WHAT THIS TASK INVOLVES: Locate the line containing "Give me the", then please write out that line and all the lines below it in the entries exactly.

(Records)
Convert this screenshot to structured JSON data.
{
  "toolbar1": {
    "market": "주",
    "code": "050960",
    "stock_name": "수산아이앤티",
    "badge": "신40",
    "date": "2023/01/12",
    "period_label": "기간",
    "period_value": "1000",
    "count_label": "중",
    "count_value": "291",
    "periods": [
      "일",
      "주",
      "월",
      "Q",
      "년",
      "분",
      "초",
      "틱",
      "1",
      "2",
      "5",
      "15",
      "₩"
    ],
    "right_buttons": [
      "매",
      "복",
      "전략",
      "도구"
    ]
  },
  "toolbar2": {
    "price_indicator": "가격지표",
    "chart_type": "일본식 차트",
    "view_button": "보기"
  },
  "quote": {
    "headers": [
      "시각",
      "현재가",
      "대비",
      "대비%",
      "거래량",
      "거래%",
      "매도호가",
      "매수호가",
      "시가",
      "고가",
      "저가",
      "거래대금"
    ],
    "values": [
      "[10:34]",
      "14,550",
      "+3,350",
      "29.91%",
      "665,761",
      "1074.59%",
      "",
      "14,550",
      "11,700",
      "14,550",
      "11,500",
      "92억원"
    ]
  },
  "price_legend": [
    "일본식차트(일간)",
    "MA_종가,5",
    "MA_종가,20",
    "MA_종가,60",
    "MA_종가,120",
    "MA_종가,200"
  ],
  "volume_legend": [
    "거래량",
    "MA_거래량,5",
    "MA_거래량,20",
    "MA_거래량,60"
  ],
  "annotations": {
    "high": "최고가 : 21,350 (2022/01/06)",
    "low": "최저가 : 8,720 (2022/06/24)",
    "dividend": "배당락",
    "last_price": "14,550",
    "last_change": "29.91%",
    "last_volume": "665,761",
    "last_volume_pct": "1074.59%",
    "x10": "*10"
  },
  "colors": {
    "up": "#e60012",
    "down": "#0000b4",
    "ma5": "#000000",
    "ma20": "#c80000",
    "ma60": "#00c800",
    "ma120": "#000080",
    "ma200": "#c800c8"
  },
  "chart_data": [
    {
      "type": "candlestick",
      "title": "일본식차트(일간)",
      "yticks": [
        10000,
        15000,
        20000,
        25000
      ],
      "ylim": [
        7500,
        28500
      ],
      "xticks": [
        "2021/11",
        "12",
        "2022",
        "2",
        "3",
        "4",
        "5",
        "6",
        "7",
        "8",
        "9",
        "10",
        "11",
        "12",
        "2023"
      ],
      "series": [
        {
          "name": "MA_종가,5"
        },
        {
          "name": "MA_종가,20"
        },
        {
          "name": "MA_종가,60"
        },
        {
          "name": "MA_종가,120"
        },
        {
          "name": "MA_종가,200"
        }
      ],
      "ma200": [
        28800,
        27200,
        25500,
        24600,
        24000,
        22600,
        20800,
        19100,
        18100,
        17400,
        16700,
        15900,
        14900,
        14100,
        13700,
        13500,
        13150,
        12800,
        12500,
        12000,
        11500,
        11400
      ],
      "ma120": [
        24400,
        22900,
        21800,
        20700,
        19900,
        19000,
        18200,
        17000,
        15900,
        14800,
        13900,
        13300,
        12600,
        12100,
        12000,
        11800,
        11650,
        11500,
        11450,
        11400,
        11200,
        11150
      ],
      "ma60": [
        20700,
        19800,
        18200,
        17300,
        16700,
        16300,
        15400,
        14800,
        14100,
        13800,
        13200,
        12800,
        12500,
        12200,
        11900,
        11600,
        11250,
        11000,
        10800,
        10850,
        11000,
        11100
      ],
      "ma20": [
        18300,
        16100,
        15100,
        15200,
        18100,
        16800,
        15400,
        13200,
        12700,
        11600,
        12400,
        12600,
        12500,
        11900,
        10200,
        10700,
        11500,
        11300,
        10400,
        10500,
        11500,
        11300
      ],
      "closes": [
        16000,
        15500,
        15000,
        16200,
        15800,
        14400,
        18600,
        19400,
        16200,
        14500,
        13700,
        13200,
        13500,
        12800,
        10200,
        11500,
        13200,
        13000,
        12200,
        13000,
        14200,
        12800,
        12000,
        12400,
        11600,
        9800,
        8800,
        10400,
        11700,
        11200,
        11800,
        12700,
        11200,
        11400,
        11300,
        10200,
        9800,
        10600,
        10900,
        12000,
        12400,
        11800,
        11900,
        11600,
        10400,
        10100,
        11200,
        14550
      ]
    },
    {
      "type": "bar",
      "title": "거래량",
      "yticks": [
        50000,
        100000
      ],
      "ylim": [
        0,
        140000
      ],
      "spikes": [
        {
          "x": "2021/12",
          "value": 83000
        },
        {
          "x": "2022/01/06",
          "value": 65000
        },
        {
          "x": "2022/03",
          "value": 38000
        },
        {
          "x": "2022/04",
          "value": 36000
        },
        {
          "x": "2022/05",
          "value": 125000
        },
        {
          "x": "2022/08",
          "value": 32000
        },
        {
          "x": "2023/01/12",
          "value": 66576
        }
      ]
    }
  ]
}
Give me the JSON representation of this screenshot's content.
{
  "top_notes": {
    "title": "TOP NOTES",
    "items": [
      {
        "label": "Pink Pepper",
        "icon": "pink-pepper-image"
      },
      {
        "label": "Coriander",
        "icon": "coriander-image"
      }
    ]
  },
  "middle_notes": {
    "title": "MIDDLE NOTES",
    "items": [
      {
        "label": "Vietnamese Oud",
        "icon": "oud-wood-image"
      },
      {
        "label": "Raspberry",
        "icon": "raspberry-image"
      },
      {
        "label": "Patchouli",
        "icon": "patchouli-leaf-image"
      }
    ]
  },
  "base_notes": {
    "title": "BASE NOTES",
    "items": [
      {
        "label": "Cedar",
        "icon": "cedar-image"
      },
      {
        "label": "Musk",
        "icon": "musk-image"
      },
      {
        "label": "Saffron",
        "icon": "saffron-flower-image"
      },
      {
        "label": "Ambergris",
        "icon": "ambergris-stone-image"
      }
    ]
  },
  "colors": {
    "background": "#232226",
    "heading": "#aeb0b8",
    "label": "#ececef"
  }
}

OUTPUT BELOW:
Give me the JSON representation of this screenshot's content.
{
  "top_notes": {
    "title": "TOP NOTES",
    "items": [
      {
        "label": "Pink Pepper",
        "icon": "pink-pepper-image"
      },
      {
        "label": "Coriander",
        "icon": "coriander-image"
      }
    ]
  },
  "middle_notes": {
    "title": "MIDDLE NOTES",
    "items": [
      {
        "label": "Vietnamese Oud",
        "icon": "oud-wood-image"
      },
      {
        "label": "Raspberry",
        "icon": "raspberry-image"
      },
      {
        "label": "Patchouli",
        "icon": "patchouli-leaf-image"
      }
    ]
  },
  "base_notes": {
    "title": "BASE NOTES",
    "items": [
      {
        "label": "Cedar",
        "icon": "cedar-image"
      },
      {
        "label": "Musk",
        "icon": "musk-image"
      },
      {
        "label": "Saffron",
        "icon": "saffron-flower-image"
      },
      {
        "label": "Ambergris",
        "icon": "ambergris-stone-image"
      }
    ]
  },
  "colors": {
    "background": "#232226",
    "heading": "#aeb0b8",
    "label": "#ececef"
  }
}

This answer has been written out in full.